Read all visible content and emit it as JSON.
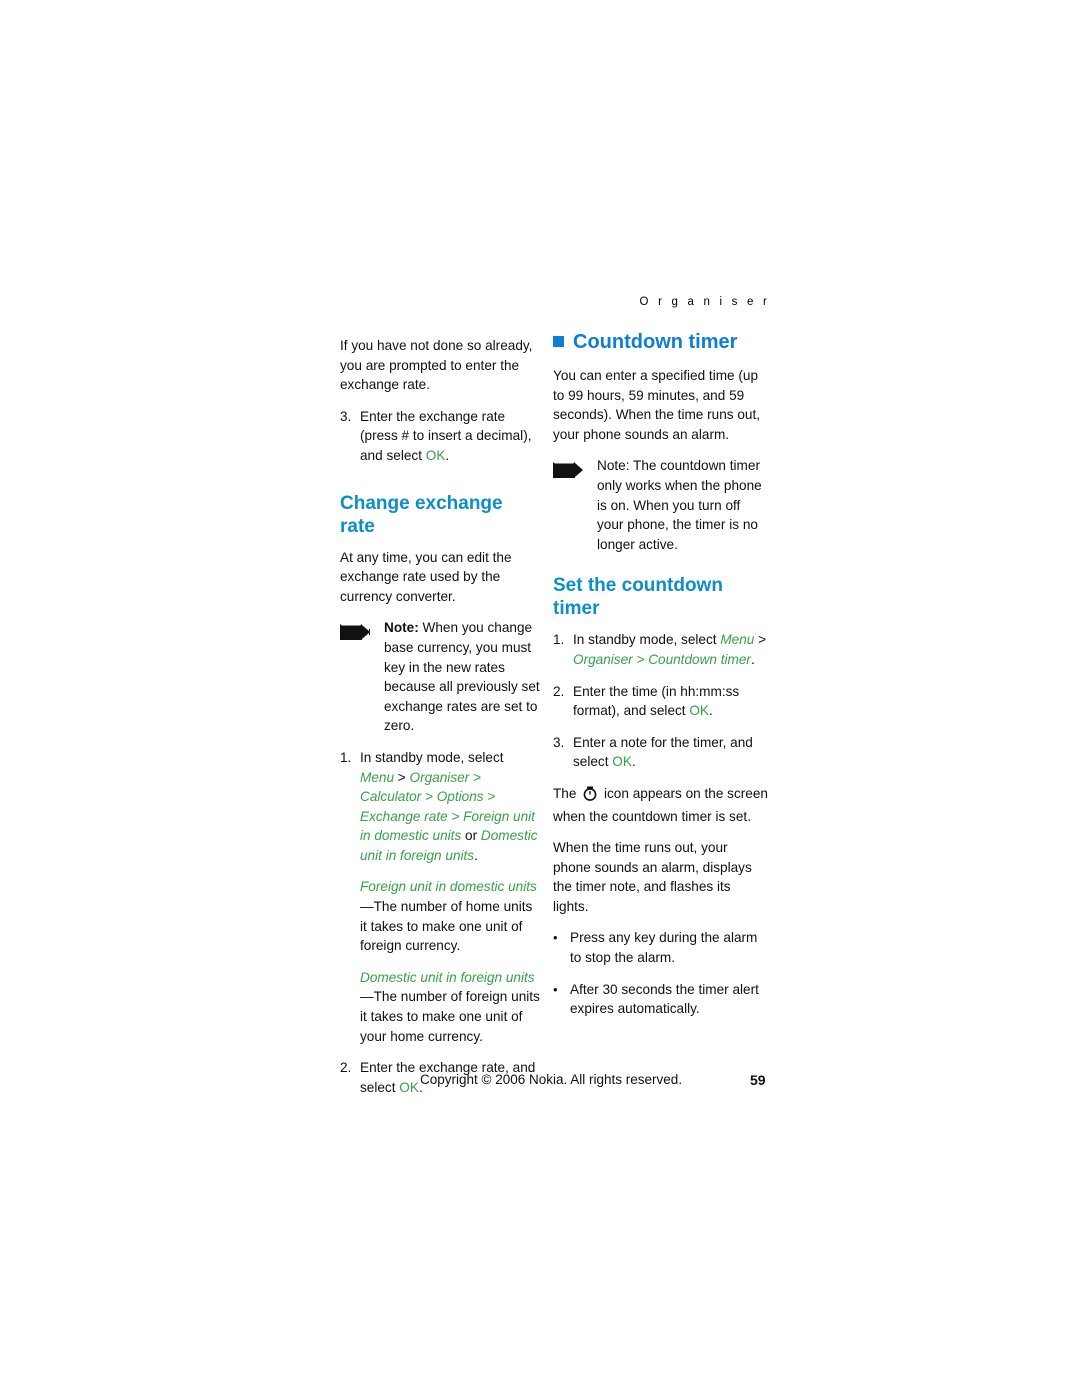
{
  "header": {
    "running_head": "O r g a n i s e r"
  },
  "left_column": {
    "para1": "If you have not done so already, you are prompted to enter the exchange rate.",
    "step3_num": "3.",
    "step3_pre": "Enter the exchange rate (press ",
    "step3_hash": "#",
    "step3_mid": " to insert a decimal), and select ",
    "step3_ok": "OK",
    "step3_end": ".",
    "heading_change_exchange_rate": "Change exchange rate",
    "para2": "At any time, you can edit the exchange rate used by the currency converter.",
    "note1_label": "Note:",
    "note1_text": " When you change base currency, you must key in the new rates because all previously set exchange rates are set to zero.",
    "step1_num": "1.",
    "step1_pre": "In standby mode, select ",
    "step1_menu": "Menu",
    "step1_gt1": " > ",
    "step1_organiser": "Organiser",
    "step1_gt2": " > ",
    "step1_calculator": "Calculator",
    "step1_gt3": " > ",
    "step1_options": "Options",
    "step1_gt4": " > ",
    "step1_exchange": "Exchange rate",
    "step1_gt5": " > ",
    "step1_foreign": "Foreign unit in domestic units",
    "step1_or": " or ",
    "step1_domestic": "Domestic unit in foreign units",
    "step1_period": ".",
    "def1_term": "Foreign unit in domestic units",
    "def1_dash": "—The",
    "def1_text": " number of home units it takes to make one unit of foreign currency.",
    "def2_term": "Domestic unit in foreign units",
    "def2_dash": "—The",
    "def2_text": " number of foreign units it takes to make one unit of your home currency.",
    "step2_num": "2.",
    "step2_pre": "Enter the exchange rate, and select ",
    "step2_ok": "OK",
    "step2_end": "."
  },
  "right_column": {
    "heading_countdown_timer": "Countdown timer",
    "para1": "You can enter a specified time (up to 99 hours, 59 minutes, and 59 seconds). When the time runs out, your phone sounds an alarm.",
    "note1_label": "Note:",
    "note1_text": " The countdown timer only works when the phone is on. When you turn off your phone, the timer is no longer active.",
    "heading_set_countdown": "Set the countdown timer",
    "step1_num": "1.",
    "step1_pre": "In standby mode, select ",
    "step1_menu": "Menu",
    "step1_gt1": " > ",
    "step1_organiser": "Organiser",
    "step1_gt2": " > ",
    "step1_countdown": "Countdown timer",
    "step1_end": ".",
    "step2_num": "2.",
    "step2_pre": "Enter the time (in hh:mm:ss format), and select ",
    "step2_ok": "OK",
    "step2_end": ".",
    "step3_num": "3.",
    "step3_pre": "Enter a note for the timer, and select ",
    "step3_ok": "OK",
    "step3_end": ".",
    "para2_pre": "The ",
    "para2_post": " icon appears on the screen when the countdown timer is set.",
    "para3": "When the time runs out, your phone sounds an alarm, displays the timer note, and flashes its lights.",
    "bullet1": "Press any key during the alarm to stop the alarm.",
    "bullet2": "After 30 seconds the timer alert expires automatically.",
    "bullet_glyph": "•"
  },
  "footer": {
    "copyright": "Copyright © 2006 Nokia. All rights reserved.",
    "page_number": "59"
  },
  "colors": {
    "heading_blue": "#0b8fc7",
    "link_green": "#37a04a"
  }
}
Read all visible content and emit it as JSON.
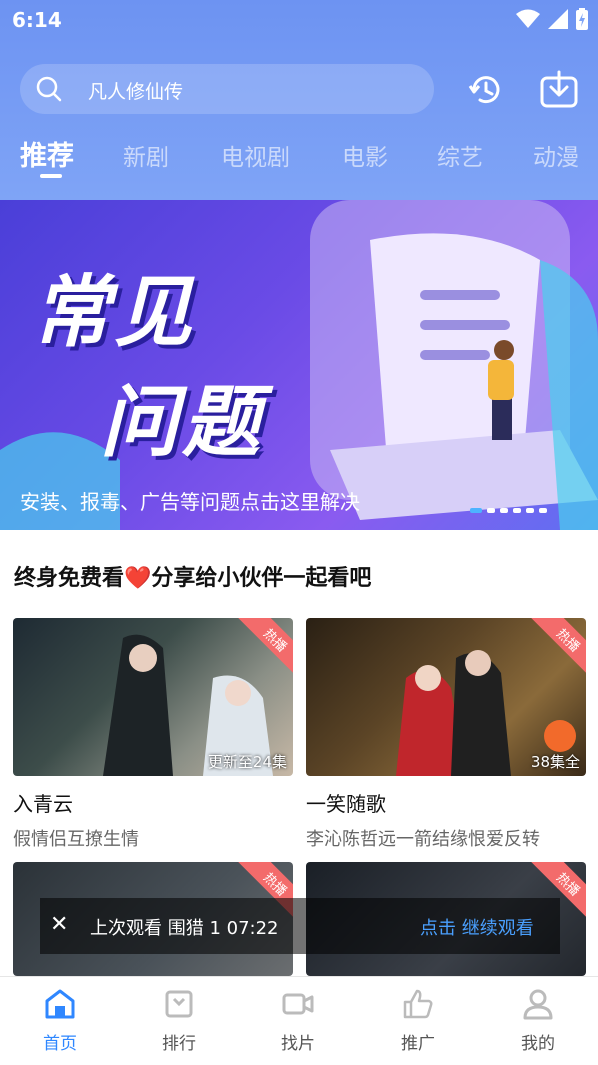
{
  "status": {
    "time": "6:14"
  },
  "search": {
    "text": "凡人修仙传"
  },
  "tabs": [
    "推荐",
    "新剧",
    "电视剧",
    "电影",
    "综艺",
    "动漫"
  ],
  "banner": {
    "title_line1": "常见",
    "title_line2": "问题",
    "caption": "安装、报毒、广告等问题点击这里解决"
  },
  "section": {
    "title": "终身免费看❤️分享给小伙伴一起看吧"
  },
  "cards": [
    {
      "badge": "热播",
      "episodes": "更新至24集",
      "name": "入青云",
      "desc": "假情侣互撩生情"
    },
    {
      "badge": "热播",
      "episodes": "38集全",
      "name": "一笑随歌",
      "desc": "李沁陈哲远一箭结缘恨爱反转"
    },
    {
      "badge": "热播"
    },
    {
      "badge": "热播"
    }
  ],
  "resume": {
    "close": "✕",
    "text": "上次观看 围猎 1   07:22",
    "action": "点击 继续观看"
  },
  "nav": {
    "home": "首页",
    "rank": "排行",
    "find": "找片",
    "promo": "推广",
    "mine": "我的"
  },
  "colors": {
    "accent": "#2f87ff",
    "badge": "#f36b6b",
    "banner": "#6a4be6"
  }
}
────────────────
OBJECTIVE
Identify and copy the lines holding the word "takes".

WRITTEN ANSWER
    "def1_text": " number of home units it takes to make one unit of foreign currency.",
    "def2_text": " number of foreign units it takes to make one unit of your home currency.",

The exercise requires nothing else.